Task data Start Marker
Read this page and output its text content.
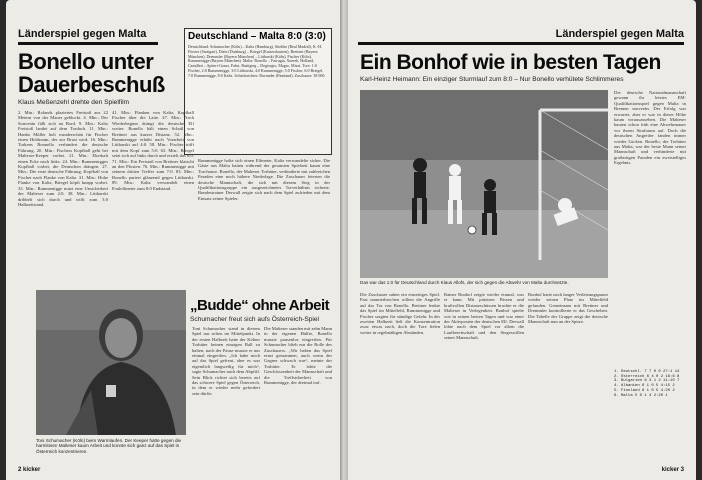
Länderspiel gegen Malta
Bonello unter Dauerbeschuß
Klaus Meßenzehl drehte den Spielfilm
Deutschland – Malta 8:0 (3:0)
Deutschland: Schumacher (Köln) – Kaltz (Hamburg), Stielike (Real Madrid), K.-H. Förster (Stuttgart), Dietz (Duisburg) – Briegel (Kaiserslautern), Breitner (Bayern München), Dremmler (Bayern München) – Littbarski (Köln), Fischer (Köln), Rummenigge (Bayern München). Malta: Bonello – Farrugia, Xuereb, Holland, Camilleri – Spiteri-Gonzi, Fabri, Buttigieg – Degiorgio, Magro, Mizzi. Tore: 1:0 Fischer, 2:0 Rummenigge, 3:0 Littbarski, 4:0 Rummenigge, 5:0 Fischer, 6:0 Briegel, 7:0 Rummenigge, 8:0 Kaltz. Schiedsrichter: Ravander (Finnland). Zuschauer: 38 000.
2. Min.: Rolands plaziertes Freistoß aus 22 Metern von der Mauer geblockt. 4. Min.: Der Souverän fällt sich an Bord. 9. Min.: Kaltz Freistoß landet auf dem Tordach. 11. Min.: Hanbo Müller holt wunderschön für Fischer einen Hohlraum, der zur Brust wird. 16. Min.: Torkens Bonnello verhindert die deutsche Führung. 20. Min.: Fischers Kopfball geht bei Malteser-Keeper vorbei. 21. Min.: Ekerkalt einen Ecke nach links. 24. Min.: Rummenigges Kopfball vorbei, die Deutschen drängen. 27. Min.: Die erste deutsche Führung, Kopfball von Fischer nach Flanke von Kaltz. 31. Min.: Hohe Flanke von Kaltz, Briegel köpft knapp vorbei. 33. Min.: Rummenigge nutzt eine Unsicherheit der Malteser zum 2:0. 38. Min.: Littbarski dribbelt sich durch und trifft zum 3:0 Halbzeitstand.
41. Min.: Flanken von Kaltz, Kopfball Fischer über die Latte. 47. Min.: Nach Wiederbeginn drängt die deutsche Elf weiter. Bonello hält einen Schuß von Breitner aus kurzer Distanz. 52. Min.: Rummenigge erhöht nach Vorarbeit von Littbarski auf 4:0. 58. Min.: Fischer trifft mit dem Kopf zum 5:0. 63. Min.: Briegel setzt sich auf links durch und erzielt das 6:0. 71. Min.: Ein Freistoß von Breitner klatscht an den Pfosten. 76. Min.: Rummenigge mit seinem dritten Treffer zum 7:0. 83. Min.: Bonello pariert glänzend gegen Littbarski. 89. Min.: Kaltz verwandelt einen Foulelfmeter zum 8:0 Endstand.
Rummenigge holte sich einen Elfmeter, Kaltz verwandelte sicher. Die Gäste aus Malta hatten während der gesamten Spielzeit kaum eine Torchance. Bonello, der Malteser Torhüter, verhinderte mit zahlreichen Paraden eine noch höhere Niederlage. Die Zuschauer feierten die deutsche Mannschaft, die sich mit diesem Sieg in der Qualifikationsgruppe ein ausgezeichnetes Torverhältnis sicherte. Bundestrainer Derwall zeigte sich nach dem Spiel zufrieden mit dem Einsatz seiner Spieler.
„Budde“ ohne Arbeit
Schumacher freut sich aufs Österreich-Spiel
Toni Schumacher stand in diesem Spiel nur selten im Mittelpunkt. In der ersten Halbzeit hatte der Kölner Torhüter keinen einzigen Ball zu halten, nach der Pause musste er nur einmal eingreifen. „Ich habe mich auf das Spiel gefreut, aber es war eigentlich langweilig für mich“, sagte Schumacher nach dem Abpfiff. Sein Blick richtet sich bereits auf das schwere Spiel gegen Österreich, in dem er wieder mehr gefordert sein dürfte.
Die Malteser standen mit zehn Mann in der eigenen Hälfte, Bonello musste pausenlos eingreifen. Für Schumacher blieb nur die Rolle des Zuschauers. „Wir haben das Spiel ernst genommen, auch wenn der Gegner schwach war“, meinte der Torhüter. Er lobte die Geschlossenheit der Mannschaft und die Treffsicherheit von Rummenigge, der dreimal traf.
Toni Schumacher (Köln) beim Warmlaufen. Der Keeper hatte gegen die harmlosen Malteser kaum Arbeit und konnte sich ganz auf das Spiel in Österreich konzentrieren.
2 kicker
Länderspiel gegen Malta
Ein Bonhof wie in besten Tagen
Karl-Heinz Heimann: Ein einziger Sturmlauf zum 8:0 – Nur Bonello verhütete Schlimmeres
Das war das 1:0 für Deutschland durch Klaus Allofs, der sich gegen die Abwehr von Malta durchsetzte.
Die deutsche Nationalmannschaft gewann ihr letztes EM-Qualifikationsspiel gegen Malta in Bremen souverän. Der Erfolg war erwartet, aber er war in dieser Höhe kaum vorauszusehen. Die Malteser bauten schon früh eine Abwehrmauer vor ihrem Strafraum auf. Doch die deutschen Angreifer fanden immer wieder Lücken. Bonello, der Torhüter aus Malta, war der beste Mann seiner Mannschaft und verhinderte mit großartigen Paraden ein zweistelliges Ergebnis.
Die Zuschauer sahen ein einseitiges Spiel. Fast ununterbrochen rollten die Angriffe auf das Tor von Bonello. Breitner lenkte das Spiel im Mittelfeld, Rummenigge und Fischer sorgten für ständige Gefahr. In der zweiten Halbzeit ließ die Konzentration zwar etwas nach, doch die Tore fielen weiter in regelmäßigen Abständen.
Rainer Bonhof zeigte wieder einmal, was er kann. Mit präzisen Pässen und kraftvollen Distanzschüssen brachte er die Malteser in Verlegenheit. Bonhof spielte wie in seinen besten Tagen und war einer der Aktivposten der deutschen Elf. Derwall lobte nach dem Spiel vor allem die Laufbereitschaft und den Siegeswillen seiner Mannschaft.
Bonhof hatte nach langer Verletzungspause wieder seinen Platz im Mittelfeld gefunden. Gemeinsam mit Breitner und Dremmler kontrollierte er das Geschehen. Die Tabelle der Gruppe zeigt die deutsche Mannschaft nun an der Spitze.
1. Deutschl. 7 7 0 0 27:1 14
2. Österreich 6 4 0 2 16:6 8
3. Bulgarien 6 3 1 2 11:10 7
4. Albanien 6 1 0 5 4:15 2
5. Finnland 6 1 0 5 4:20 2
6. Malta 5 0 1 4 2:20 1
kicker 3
Task data End Marker
Task data Start Marker
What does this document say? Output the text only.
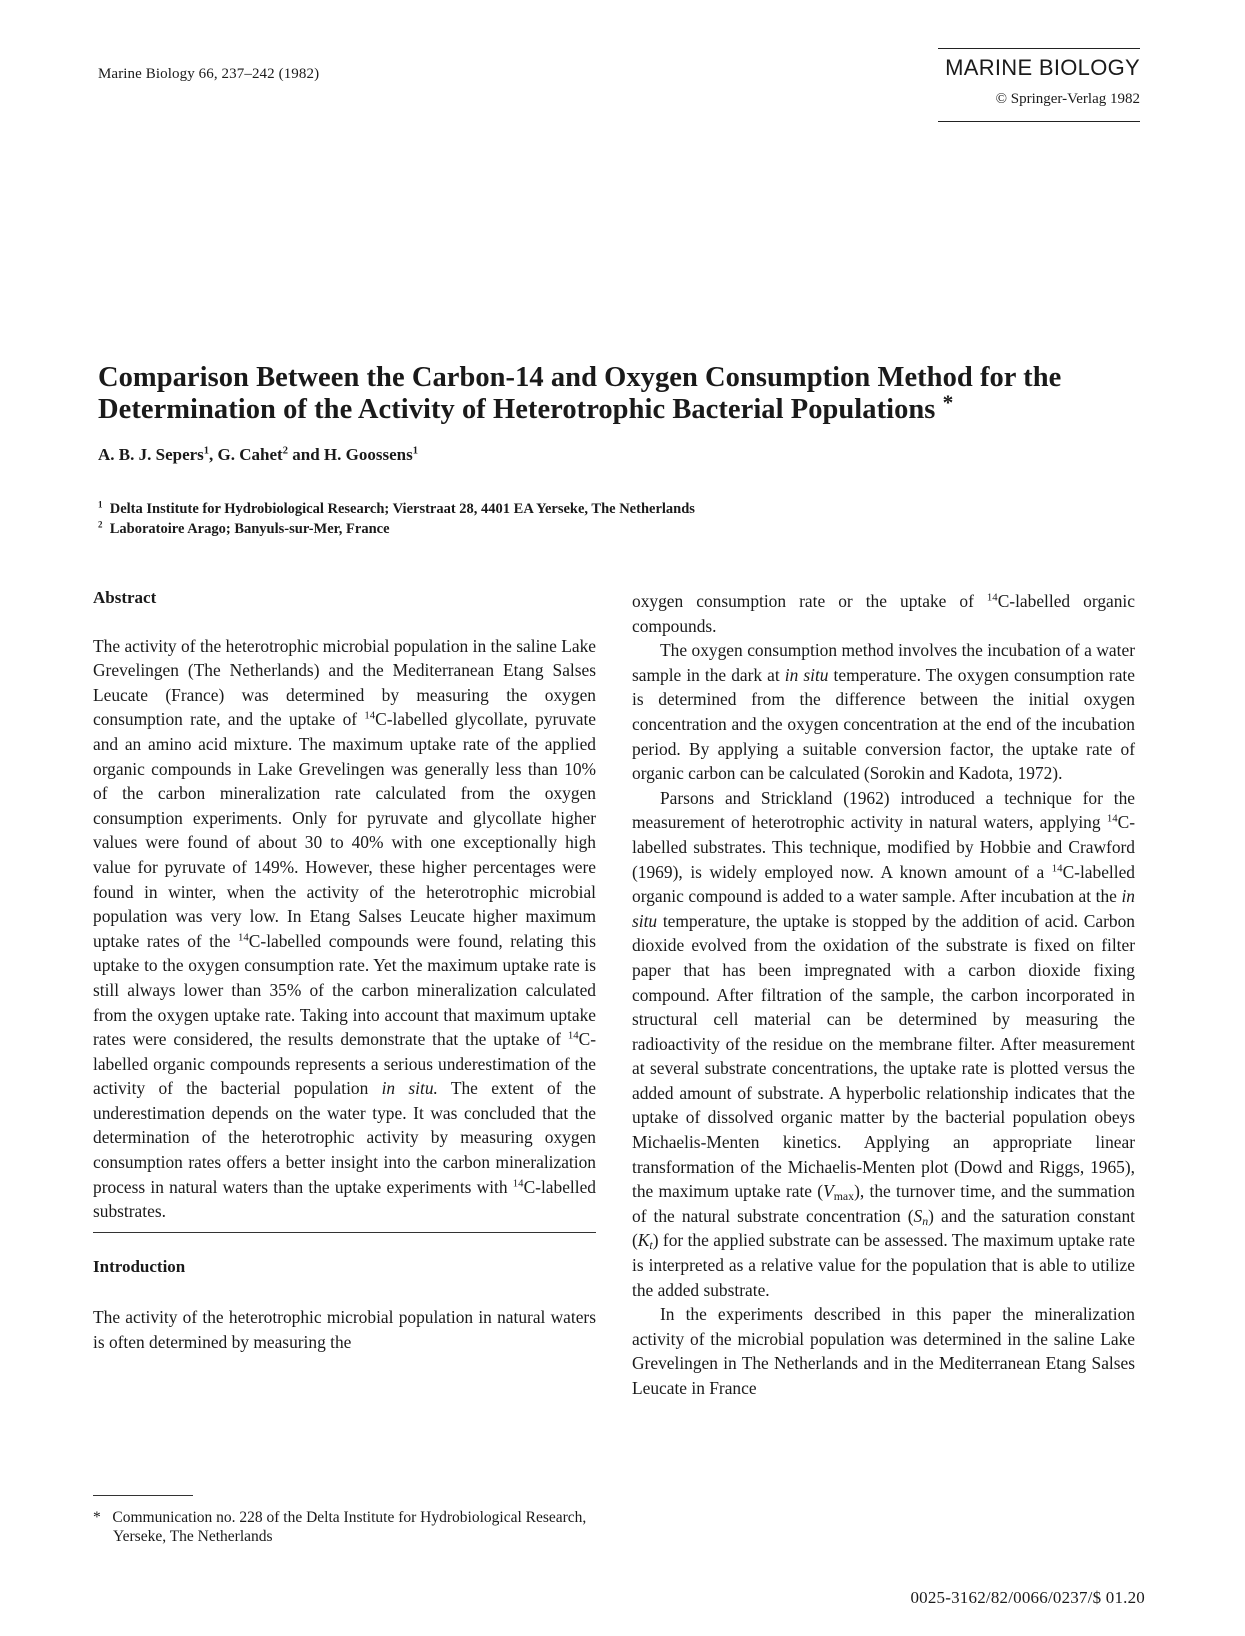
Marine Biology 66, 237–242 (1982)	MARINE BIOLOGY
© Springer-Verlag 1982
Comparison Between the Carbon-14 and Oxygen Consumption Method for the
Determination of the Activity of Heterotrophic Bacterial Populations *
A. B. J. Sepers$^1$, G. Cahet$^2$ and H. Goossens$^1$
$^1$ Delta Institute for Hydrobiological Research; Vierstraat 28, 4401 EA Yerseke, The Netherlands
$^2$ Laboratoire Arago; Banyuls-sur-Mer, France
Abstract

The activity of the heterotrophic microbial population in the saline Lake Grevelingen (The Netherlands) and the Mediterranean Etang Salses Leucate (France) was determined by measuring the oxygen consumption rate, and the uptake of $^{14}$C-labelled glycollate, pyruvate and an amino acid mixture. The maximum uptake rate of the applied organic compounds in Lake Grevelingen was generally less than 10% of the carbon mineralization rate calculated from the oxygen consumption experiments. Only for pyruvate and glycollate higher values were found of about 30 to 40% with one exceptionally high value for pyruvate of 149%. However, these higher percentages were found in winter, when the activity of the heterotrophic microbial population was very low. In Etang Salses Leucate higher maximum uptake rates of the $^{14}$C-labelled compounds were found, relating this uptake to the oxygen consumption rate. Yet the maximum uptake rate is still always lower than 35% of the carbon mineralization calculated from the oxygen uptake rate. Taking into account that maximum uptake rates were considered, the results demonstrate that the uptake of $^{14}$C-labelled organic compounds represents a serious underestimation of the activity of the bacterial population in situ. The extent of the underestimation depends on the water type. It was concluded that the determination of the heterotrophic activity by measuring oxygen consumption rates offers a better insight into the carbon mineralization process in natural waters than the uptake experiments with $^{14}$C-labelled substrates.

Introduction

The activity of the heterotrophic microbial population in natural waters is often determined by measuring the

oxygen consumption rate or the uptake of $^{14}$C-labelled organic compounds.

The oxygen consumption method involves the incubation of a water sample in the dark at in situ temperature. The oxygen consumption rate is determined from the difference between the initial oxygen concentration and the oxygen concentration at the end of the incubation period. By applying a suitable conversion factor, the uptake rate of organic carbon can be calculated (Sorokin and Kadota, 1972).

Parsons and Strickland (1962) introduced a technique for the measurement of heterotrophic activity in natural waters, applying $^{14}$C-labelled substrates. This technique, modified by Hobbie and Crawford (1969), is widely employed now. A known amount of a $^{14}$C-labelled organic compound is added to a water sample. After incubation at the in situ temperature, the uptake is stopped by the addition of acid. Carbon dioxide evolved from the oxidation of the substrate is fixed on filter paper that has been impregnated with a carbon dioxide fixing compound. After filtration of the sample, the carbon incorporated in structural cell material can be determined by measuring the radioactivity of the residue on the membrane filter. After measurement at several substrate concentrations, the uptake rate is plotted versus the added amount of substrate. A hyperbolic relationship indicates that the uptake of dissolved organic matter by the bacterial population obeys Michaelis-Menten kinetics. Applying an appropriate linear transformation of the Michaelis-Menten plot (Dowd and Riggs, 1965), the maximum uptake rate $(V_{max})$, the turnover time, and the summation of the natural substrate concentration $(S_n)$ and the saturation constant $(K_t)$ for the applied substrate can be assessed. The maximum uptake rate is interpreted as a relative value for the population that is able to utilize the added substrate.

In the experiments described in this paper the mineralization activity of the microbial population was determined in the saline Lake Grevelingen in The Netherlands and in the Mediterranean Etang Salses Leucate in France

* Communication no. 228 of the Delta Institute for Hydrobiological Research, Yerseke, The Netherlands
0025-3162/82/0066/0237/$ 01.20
Task data End Marker
How to complete this task:
Find every line in the records above that holds the word "Hydrobiological", and copy each one.

Expected answer:
$^1$ Delta Institute for Hydrobiological Research; Vierstraat 28, 4401 EA Yerseke, The Netherlands
* Communication no. 228 of the Delta Institute for Hydrobiological Research, Yerseke, The Netherlands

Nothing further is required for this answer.